====== Material for the task ======
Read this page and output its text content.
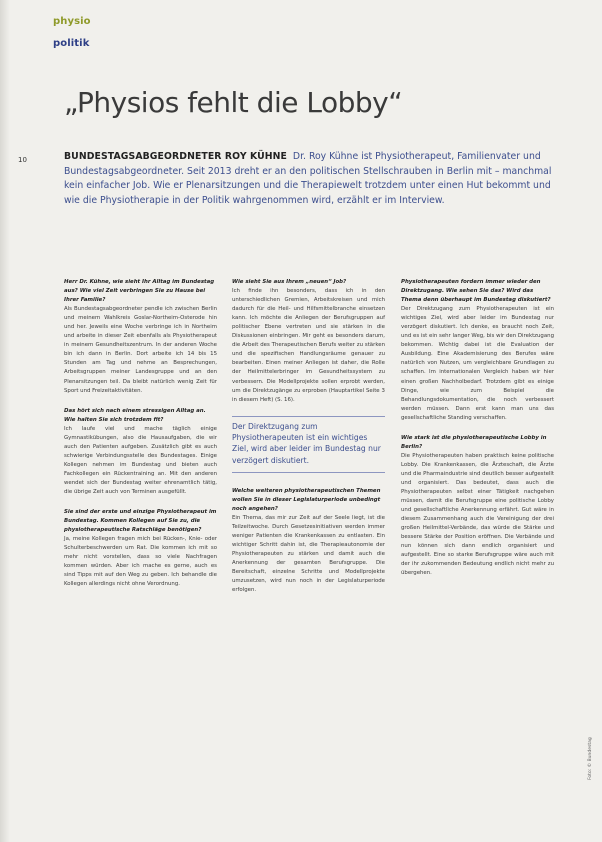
physio
politik
10
„Physios fehlt die Lobby“
BUNDESTAGSABGEORDNETER ROY KÜHNE Dr. Roy Kühne ist Physiotherapeut, Familienvater und Bundestagsabgeordneter. Seit 2013 dreht er an den politischen Stellschrauben in Berlin mit – manchmal kein einfacher Job. Wie er Plenarsitzungen und die Therapiewelt trotzdem unter einen Hut bekommt und wie die Physiotherapie in der Politik wahrgenommen wird, erzählt er im Interview.
Herr Dr. Kühne, wie sieht Ihr Alltag im Bundestag aus? Wie viel Zeit verbringen Sie zu Hause bei Ihrer Familie?
Als Bundestagsabgeordneter pendle ich zwischen Berlin und meinem Wahlkreis Goslar-Northeim-Osterode hin und her. Jeweils eine Woche verbringe ich in Northeim und arbeite in dieser Zeit ebenfalls als Physiotherapeut in meinem Gesundheitszentrum. In der anderen Woche bin ich dann in Berlin. Dort arbeite ich 14 bis 15 Stunden am Tag und nehme an Besprechungen, Arbeitsgruppen meiner Landesgruppe und an den Plenarsitzungen teil. Da bleibt natürlich wenig Zeit für Sport und Freizeitaktivitäten.
Das hört sich nach einem stressigen Alltag an. Wie halten Sie sich trotzdem fit?
Ich laufe viel und mache täglich einige Gymnastikübungen, also die Hausaufgaben, die wir auch den Patienten aufgeben. Zusätzlich gibt es auch schwierige Verbindungsstelle des Bundestages. Einige Kollegen nehmen im Bundestag und bieten auch Fachkollegen ein Rückentraining an. Mit den anderen wendet sich der Bundestag weiter ehrenamtlich tätig, die übrige Zeit auch von Terminen ausgefüllt.
Sie sind der erste und einzige Physiotherapeut im Bundestag. Kommen Kollegen auf Sie zu, die physiotherapeutische Ratschläge benötigen?
Ja, meine Kollegen fragen mich bei Rücken-, Knie- oder Schulterbeschwerden um Rat. Die kommen ich mit so mehr nicht vorstellen, dass so viele Nachfragen kommen würden. Aber ich mache es gerne, auch es sind Tipps mit auf den Weg zu geben. Ich behandle die Kollegen allerdings nicht ohne Verordnung.
Wie sieht Sie aus Ihrem „neuen“ Job?
Ich finde ihn besonders, dass ich in den unterschiedlichen Gremien, Arbeitskreisen und mich dadurch für die Heil- und Hilfsmittelbranche einsetzen kann. Ich möchte die Anliegen der Berufsgruppen auf politischer Ebene vertreten und sie stärken in die Diskussionen einbringen. Mir geht es besonders darum, die Arbeit des Therapeutischen Berufs weiter zu stärken und die spezifischen Handlungsräume genauer zu bearbeiten. Einen meiner Anliegen ist daher, die Rolle der Heilmittelerbringer im Gesundheitssystem zu verbessern. Die Modellprojekte sollen erprobt werden, um die Direktzugänge zu erproben (Hauptartikel Seite 3 in diesem Heft) (S. 16).
Der Direktzugang zum Physiotherapeuten ist ein wichtiges Ziel, wird aber leider im Bundestag nur verzögert diskutiert.
Welche weiteren physiotherapeutischen Themen wollen Sie in dieser Legislaturperiode unbedingt noch angehen?
Ein Thema, das mir zur Zeit auf der Seele liegt, ist die Teilzeitwoche. Durch Gesetzesinitiativen werden immer weniger Patienten die Krankenkassen zu entlasten. Ein wichtiger Schritt dahin ist, die Therapieautonomie der Physiotherapeuten zu stärken und damit auch die Anerkennung der gesamten Berufsgruppe. Die Bereitschaft, einzelne Schritte und Modellprojekte umzusetzen, wird nun noch in der Legislaturperiode erfolgen.
Physiotherapeuten fordern immer wieder den Direktzugang. Wie sehen Sie das? Wird das Thema denn überhaupt im Bundestag diskutiert?
Der Direktzugang zum Physiotherapeuten ist ein wichtiges Ziel, wird aber leider im Bundestag nur verzögert diskutiert. Ich denke, es braucht noch Zeit, und es ist ein sehr langer Weg, bis wir den Direktzugang bekommen. Wichtig dabei ist die Evaluation der Ausbildung. Eine Akademisierung des Berufes wäre natürlich von Nutzen, um vergleichbare Grundlagen zu schaffen. Im internationalen Vergleich haben wir hier einen großen Nachholbedarf. Trotzdem gibt es einige Dinge, wie zum Beispiel die Behandlungsdokumentation, die noch verbessert werden müssen. Dann erst kann man uns das gesellschaftliche Standing verschaffen.
Wie stark ist die physiotherapeutische Lobby in Berlin?
Die Physiotherapeuten haben praktisch keine politische Lobby. Die Krankenkassen, die Ärzteschaft, die Ärzte und die Pharmaindustrie sind deutlich besser aufgestellt und organisiert. Das bedeutet, dass auch die Physiotherapeuten selbst einer Tätigkeit nachgehen müssen, damit die Berufsgruppe eine politische Lobby und gesellschaftliche Anerkennung erfährt. Gut wäre in diesem Zusammenhang auch die Vereinigung der drei großen Heilmittel-Verbände, das würde die Stärke und bessere Stärke der Position eröffnen. Die Verbände und nun können sich dann endlich organisiert und aufgestellt. Eine so starke Berufsgruppe wäre auch mit der ihr zukommenden Bedeutung endlich nicht mehr zu übergehen.
Foto: © Bundestag
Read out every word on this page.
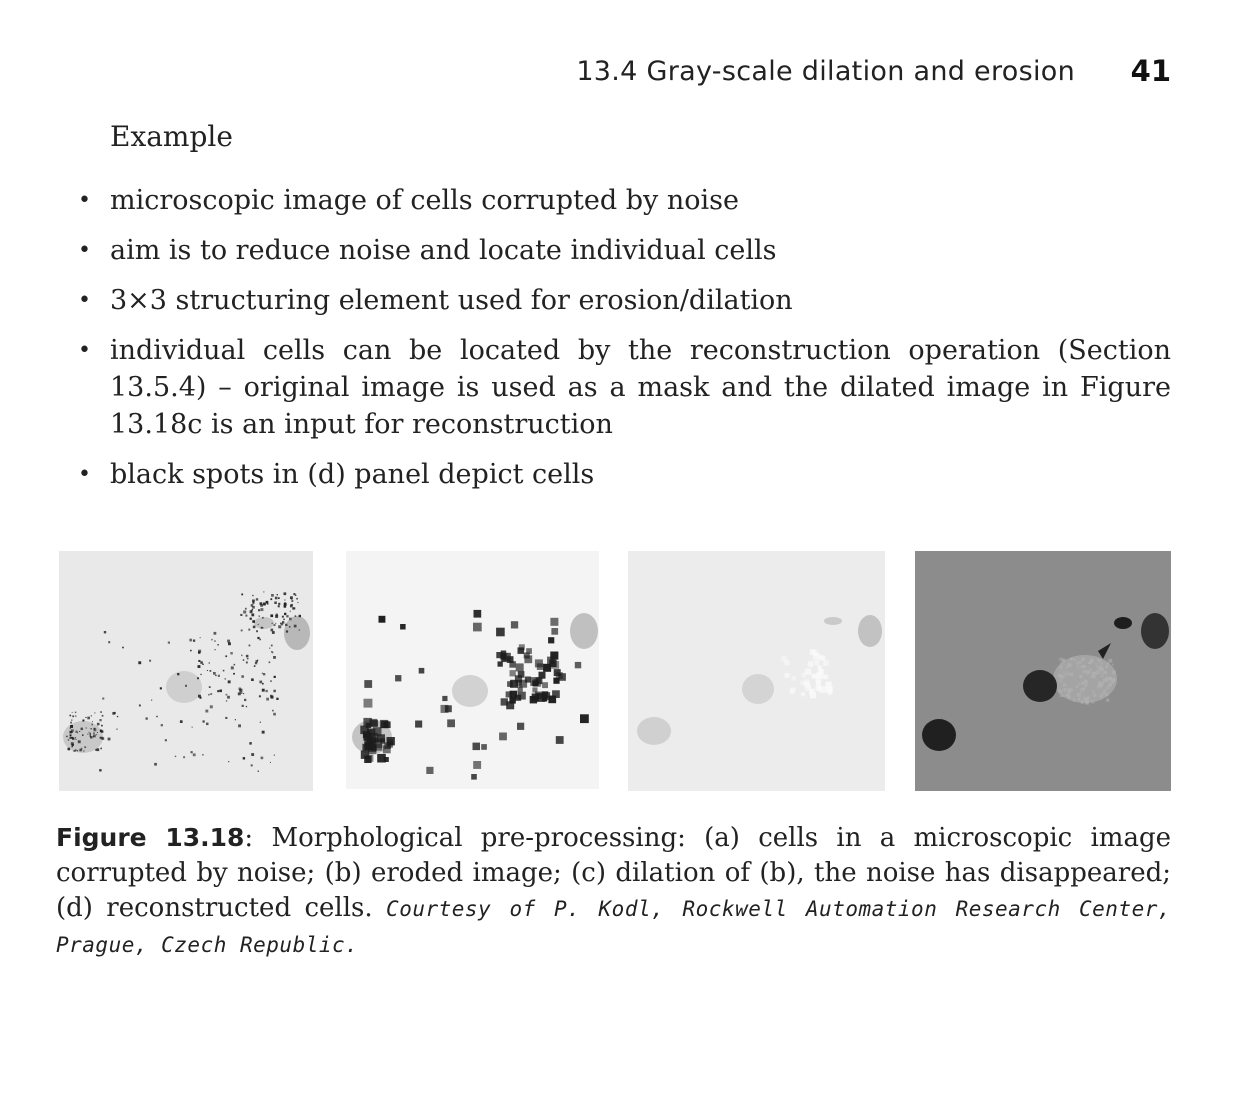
13.4 Gray-scale dilation and erosion 41
Example
• microscopic image of cells corrupted by noise
• aim is to reduce noise and locate individual cells
• 3×3 structuring element used for erosion/dilation
• individual cells can be located by the reconstruction operation (Section 13.5.4) – original image is used as a mask and the dilated image in Figure 13.18c is an input for reconstruction
• black spots in (d) panel depict cells
Figure 13.18: Morphological pre-processing: (a) cells in a microscopic image corrupted by noise; (b) eroded image; (c) dilation of (b), the noise has disappeared; (d) reconstructed cells. Courtesy of P. Kodl, Rockwell Automation Research Center, Prague, Czech Republic.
======
» Prompt:
Select every line of the material above holding the word "Figure" and copy it.

» Result of the exercise:
• individual cells can be located by the reconstruction operation (Section 13.5.4) – original image is used as a mask and the dilated image in Figure 13.18c is an input for reconstruction
Figure 13.18: Morphological pre-processing: (a) cells in a microscopic image corrupted by noise; (b) eroded image; (c) dilation of (b), the noise has disappeared; (d) reconstructed cells. Courtesy of P. Kodl, Rockwell Automation Research Center, Prague, Czech Republic.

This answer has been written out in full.